Extracted records:
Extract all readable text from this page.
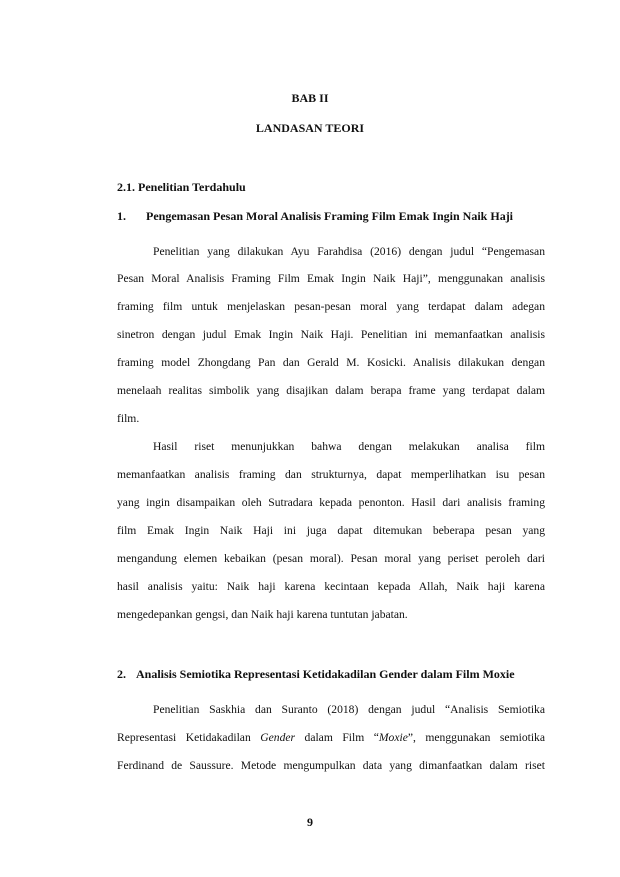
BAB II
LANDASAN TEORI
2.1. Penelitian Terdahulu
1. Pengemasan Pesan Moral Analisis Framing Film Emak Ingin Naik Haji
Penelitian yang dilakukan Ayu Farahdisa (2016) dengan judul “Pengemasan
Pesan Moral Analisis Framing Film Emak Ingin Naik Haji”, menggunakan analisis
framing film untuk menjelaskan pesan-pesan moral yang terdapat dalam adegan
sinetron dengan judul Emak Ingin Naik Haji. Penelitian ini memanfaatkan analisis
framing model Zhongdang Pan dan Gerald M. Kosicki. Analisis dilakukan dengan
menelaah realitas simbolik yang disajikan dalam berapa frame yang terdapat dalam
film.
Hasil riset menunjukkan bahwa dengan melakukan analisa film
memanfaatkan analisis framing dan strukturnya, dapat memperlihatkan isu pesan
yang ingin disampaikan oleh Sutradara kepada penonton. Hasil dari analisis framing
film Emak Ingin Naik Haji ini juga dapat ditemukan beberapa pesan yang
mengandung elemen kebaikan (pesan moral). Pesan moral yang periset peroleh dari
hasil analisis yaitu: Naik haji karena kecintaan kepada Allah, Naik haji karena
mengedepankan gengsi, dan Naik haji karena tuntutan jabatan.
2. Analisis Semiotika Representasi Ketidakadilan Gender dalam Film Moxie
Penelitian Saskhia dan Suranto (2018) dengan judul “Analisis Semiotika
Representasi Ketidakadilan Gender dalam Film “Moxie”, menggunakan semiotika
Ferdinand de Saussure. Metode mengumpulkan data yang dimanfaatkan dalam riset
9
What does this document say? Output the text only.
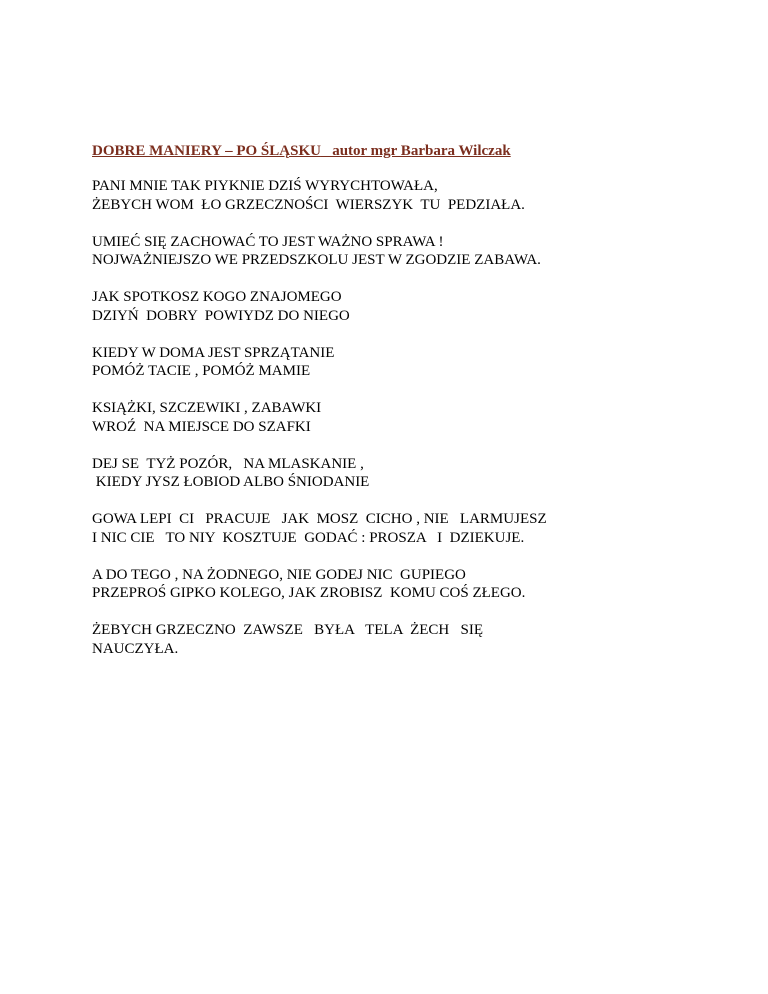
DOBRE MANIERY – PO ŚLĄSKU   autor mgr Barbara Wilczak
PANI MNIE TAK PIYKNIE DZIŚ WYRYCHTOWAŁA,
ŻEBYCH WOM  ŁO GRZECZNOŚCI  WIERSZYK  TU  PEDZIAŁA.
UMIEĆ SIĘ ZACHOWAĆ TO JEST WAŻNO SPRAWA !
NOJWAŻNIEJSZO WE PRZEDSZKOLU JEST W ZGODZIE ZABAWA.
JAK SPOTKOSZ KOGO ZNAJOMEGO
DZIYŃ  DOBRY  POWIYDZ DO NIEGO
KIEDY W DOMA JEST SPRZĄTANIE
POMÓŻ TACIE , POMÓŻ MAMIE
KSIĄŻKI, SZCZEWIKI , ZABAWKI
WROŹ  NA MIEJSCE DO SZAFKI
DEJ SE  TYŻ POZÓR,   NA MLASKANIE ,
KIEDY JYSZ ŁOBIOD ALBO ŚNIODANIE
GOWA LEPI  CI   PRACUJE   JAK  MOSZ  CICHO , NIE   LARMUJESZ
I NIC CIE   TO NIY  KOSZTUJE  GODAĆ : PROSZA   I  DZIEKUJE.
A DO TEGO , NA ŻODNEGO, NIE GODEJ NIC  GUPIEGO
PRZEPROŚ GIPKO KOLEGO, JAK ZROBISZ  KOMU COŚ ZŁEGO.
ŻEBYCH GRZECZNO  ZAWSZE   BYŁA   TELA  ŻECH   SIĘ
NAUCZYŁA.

• **Stated goal**
Exclude the pictures and repeat every other part of the records word for word.

• **Reply**
Extract all readable text from this page.
BAB II
LANDASAN TEORI
2.1. Penelitian Terdahulu
1. Pengemasan Pesan Moral Analisis Framing Film Emak Ingin Naik Haji
Penelitian yang dilakukan Ayu Farahdisa (2016) dengan judul “Pengemasan
Pesan Moral Analisis Framing Film Emak Ingin Naik Haji”, menggunakan analisis
framing film untuk menjelaskan pesan-pesan moral yang terdapat dalam adegan
sinetron dengan judul Emak Ingin Naik Haji. Penelitian ini memanfaatkan analisis
framing model Zhongdang Pan dan Gerald M. Kosicki. Analisis dilakukan dengan
menelaah realitas simbolik yang disajikan dalam berapa frame yang terdapat dalam
film.
Hasil riset menunjukkan bahwa dengan melakukan analisa film
memanfaatkan analisis framing dan strukturnya, dapat memperlihatkan isu pesan
yang ingin disampaikan oleh Sutradara kepada penonton. Hasil dari analisis framing
film Emak Ingin Naik Haji ini juga dapat ditemukan beberapa pesan yang
mengandung elemen kebaikan (pesan moral). Pesan moral yang periset peroleh dari
hasil analisis yaitu: Naik haji karena kecintaan kepada Allah, Naik haji karena
mengedepankan gengsi, dan Naik haji karena tuntutan jabatan.
2. Analisis Semiotika Representasi Ketidakadilan Gender dalam Film Moxie
Penelitian Saskhia dan Suranto (2018) dengan judul “Analisis Semiotika
Representasi Ketidakadilan Gender dalam Film “Moxie”, menggunakan semiotika
Ferdinand de Saussure. Metode mengumpulkan data yang dimanfaatkan dalam riset
9
What does this document say? Output the text only.
DOBRE MANIERY – PO ŚLĄSKU   autor mgr Barbara Wilczak
PANI MNIE TAK PIYKNIE DZIŚ WYRYCHTOWAŁA,
ŻEBYCH WOM  ŁO GRZECZNOŚCI  WIERSZYK  TU  PEDZIAŁA.
UMIEĆ SIĘ ZACHOWAĆ TO JEST WAŻNO SPRAWA !
NOJWAŻNIEJSZO WE PRZEDSZKOLU JEST W ZGODZIE ZABAWA.
JAK SPOTKOSZ KOGO ZNAJOMEGO
DZIYŃ  DOBRY  POWIYDZ DO NIEGO
KIEDY W DOMA JEST SPRZĄTANIE
POMÓŻ TACIE , POMÓŻ MAMIE
KSIĄŻKI, SZCZEWIKI , ZABAWKI
WROŹ  NA MIEJSCE DO SZAFKI
DEJ SE  TYŻ POZÓR,   NA MLASKANIE ,
KIEDY JYSZ ŁOBIOD ALBO ŚNIODANIE
GOWA LEPI  CI   PRACUJE   JAK  MOSZ  CICHO , NIE   LARMUJESZ
I NIC CIE   TO NIY  KOSZTUJE  GODAĆ : PROSZA   I  DZIEKUJE.
A DO TEGO , NA ŻODNEGO, NIE GODEJ NIC  GUPIEGO
PRZEPROŚ GIPKO KOLEGO, JAK ZROBISZ  KOMU COŚ ZŁEGO.
ŻEBYCH GRZECZNO  ZAWSZE   BYŁA   TELA  ŻECH   SIĘ
NAUCZYŁA.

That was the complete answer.